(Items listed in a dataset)
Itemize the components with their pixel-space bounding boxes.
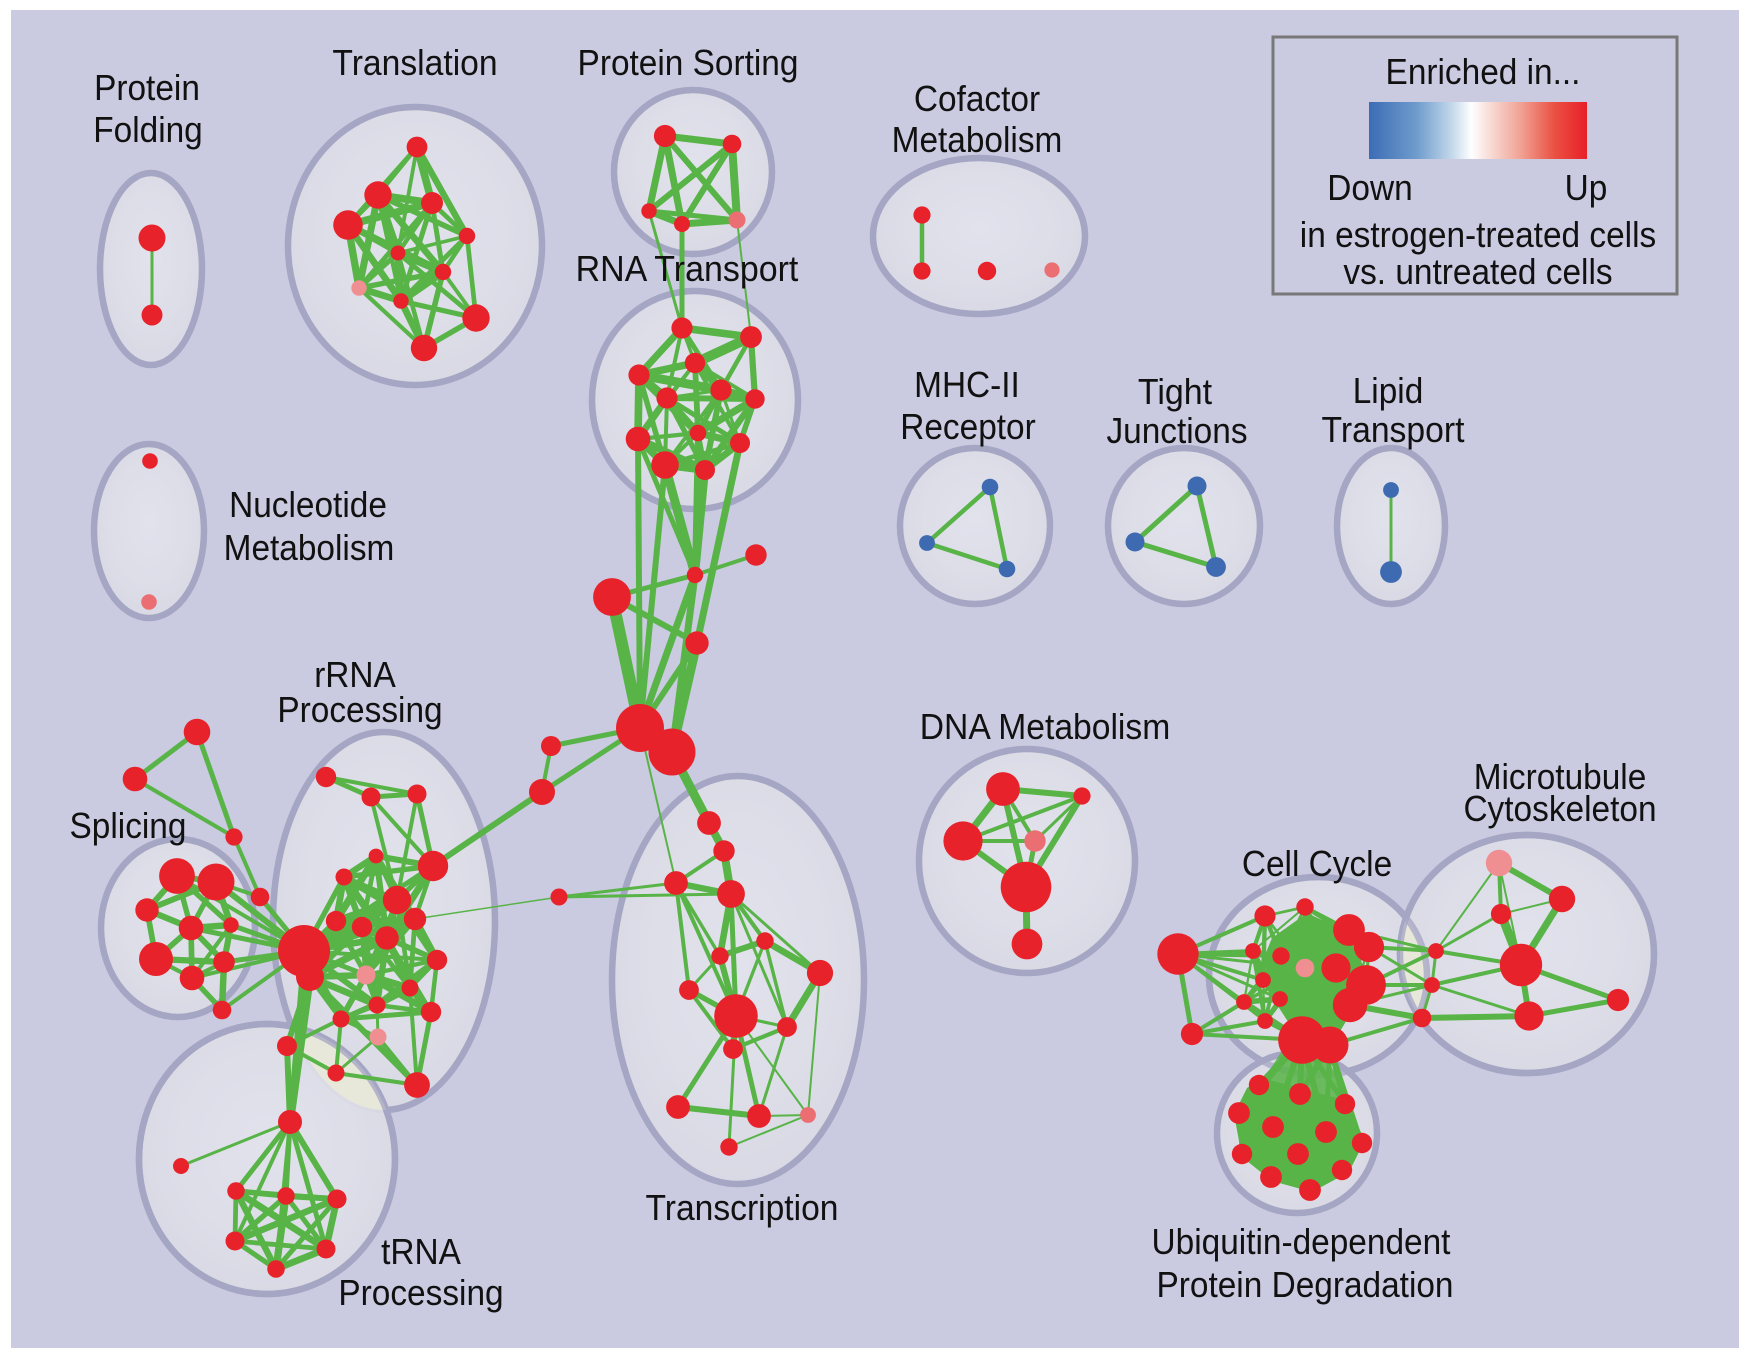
svg-text:Up: Up xyxy=(1565,167,1608,208)
svg-text:Cytoskeleton: Cytoskeleton xyxy=(1463,788,1656,829)
svg-text:Transcription: Transcription xyxy=(646,1187,839,1228)
svg-text:Microtubule: Microtubule xyxy=(1474,756,1647,797)
svg-text:RNA Transport: RNA Transport xyxy=(576,248,799,289)
svg-text:in estrogen-treated cells: in estrogen-treated cells xyxy=(1300,214,1656,255)
svg-text:Junctions: Junctions xyxy=(1106,410,1247,451)
svg-text:Cell Cycle: Cell Cycle xyxy=(1242,843,1392,884)
svg-text:Cofactor: Cofactor xyxy=(914,78,1040,119)
svg-text:Translation: Translation xyxy=(332,42,497,83)
svg-text:Down: Down xyxy=(1327,167,1412,208)
svg-text:Receptor: Receptor xyxy=(900,406,1036,447)
svg-text:Protein Degradation: Protein Degradation xyxy=(1157,1264,1454,1305)
svg-text:Folding: Folding xyxy=(93,109,203,150)
svg-text:Tight: Tight xyxy=(1138,371,1212,412)
svg-text:Protein Sorting: Protein Sorting xyxy=(578,42,799,83)
svg-text:Processing: Processing xyxy=(277,689,442,730)
svg-text:Metabolism: Metabolism xyxy=(892,119,1063,160)
svg-text:DNA Metabolism: DNA Metabolism xyxy=(920,706,1171,747)
svg-text:Lipid: Lipid xyxy=(1353,370,1424,411)
svg-text:Metabolism: Metabolism xyxy=(224,527,395,568)
svg-text:Ubiquitin-dependent: Ubiquitin-dependent xyxy=(1152,1221,1451,1262)
svg-text:Processing: Processing xyxy=(338,1272,503,1313)
svg-text:Protein: Protein xyxy=(94,67,200,108)
svg-text:MHC-II: MHC-II xyxy=(914,364,1020,405)
svg-text:Enriched in...: Enriched in... xyxy=(1386,51,1581,92)
svg-text:rRNA: rRNA xyxy=(314,654,396,695)
svg-text:Splicing: Splicing xyxy=(70,805,187,846)
svg-text:vs. untreated cells: vs. untreated cells xyxy=(1343,251,1612,292)
svg-text:tRNA: tRNA xyxy=(381,1231,461,1272)
svg-text:Nucleotide: Nucleotide xyxy=(229,484,387,525)
svg-text:Transport: Transport xyxy=(1322,409,1465,450)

**Task directions**.
Exactly as written, restate all of the data, leaving out the images.

**Exercise response**.
Itemize the components with their pixel-space bounding boxes.
svg-text:Up: Up xyxy=(1565,167,1608,208)
svg-text:Cytoskeleton: Cytoskeleton xyxy=(1463,788,1656,829)
svg-text:Transcription: Transcription xyxy=(646,1187,839,1228)
svg-text:Microtubule: Microtubule xyxy=(1474,756,1647,797)
svg-text:RNA Transport: RNA Transport xyxy=(576,248,799,289)
svg-text:in estrogen-treated cells: in estrogen-treated cells xyxy=(1300,214,1656,255)
svg-text:Junctions: Junctions xyxy=(1106,410,1247,451)
svg-text:Cell Cycle: Cell Cycle xyxy=(1242,843,1392,884)
svg-text:Cofactor: Cofactor xyxy=(914,78,1040,119)
svg-text:Translation: Translation xyxy=(332,42,497,83)
svg-text:Down: Down xyxy=(1327,167,1412,208)
svg-text:Receptor: Receptor xyxy=(900,406,1036,447)
svg-text:Protein Degradation: Protein Degradation xyxy=(1157,1264,1454,1305)
svg-text:Folding: Folding xyxy=(93,109,203,150)
svg-text:Tight: Tight xyxy=(1138,371,1212,412)
svg-text:Protein Sorting: Protein Sorting xyxy=(578,42,799,83)
svg-text:Processing: Processing xyxy=(277,689,442,730)
svg-text:Metabolism: Metabolism xyxy=(892,119,1063,160)
svg-text:DNA Metabolism: DNA Metabolism xyxy=(920,706,1171,747)
svg-text:Lipid: Lipid xyxy=(1353,370,1424,411)
svg-text:Metabolism: Metabolism xyxy=(224,527,395,568)
svg-text:Ubiquitin-dependent: Ubiquitin-dependent xyxy=(1152,1221,1451,1262)
svg-text:Processing: Processing xyxy=(338,1272,503,1313)
svg-text:Protein: Protein xyxy=(94,67,200,108)
svg-text:MHC-II: MHC-II xyxy=(914,364,1020,405)
svg-text:Enriched in...: Enriched in... xyxy=(1386,51,1581,92)
svg-text:rRNA: rRNA xyxy=(314,654,396,695)
svg-text:Splicing: Splicing xyxy=(70,805,187,846)
svg-text:vs. untreated cells: vs. untreated cells xyxy=(1343,251,1612,292)
svg-text:tRNA: tRNA xyxy=(381,1231,461,1272)
svg-text:Nucleotide: Nucleotide xyxy=(229,484,387,525)
svg-text:Transport: Transport xyxy=(1322,409,1465,450)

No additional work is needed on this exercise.